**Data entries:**
>> BEGIN

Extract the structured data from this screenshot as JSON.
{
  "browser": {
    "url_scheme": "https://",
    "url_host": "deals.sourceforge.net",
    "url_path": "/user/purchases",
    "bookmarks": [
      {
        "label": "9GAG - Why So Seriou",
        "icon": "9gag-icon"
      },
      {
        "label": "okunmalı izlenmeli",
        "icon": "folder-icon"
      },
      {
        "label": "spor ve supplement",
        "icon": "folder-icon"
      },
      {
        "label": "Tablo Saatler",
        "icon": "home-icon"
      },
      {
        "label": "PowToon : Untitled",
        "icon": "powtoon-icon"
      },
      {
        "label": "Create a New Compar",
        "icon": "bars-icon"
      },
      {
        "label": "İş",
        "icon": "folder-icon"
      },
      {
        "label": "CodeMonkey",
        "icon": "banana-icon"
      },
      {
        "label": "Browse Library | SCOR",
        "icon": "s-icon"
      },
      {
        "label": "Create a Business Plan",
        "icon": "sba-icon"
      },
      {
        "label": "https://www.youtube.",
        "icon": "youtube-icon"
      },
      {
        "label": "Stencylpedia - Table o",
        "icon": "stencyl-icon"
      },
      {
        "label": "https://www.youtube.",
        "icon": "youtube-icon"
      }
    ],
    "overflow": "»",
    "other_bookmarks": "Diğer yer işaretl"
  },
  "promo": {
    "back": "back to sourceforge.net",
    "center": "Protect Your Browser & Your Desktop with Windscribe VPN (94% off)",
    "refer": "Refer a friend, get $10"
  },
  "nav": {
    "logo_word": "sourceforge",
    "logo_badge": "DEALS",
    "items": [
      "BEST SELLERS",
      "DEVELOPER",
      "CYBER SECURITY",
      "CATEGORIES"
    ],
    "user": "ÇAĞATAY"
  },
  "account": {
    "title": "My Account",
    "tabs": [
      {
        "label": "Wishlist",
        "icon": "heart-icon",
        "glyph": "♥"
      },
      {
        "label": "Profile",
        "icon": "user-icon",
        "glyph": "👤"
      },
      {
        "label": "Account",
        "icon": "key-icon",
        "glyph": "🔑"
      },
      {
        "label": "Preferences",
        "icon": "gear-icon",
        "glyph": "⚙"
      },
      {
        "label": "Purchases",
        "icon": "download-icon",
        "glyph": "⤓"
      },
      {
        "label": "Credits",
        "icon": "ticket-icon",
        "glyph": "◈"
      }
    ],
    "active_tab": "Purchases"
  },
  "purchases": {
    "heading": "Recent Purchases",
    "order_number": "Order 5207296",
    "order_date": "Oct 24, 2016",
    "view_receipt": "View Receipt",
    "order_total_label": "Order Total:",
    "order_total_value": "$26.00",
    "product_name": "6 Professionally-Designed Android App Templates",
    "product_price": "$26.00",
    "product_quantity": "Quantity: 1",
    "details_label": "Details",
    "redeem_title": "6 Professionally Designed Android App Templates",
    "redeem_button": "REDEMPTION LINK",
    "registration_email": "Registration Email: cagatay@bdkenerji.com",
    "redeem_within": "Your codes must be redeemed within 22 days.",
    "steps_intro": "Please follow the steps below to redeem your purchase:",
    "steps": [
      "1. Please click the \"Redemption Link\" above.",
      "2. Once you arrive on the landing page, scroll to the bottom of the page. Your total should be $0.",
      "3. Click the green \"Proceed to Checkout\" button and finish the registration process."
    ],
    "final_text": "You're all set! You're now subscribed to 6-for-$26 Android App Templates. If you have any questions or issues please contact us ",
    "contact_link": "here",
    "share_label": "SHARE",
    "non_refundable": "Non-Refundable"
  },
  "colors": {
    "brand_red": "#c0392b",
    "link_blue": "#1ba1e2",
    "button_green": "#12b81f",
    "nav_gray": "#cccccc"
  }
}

>> END

**What to produce:**
Filter the listing above by the word "Create"; copy each line that passes.

**Reply:**
        "label": "Create a New Compar",
        "label": "Create a Business Plan",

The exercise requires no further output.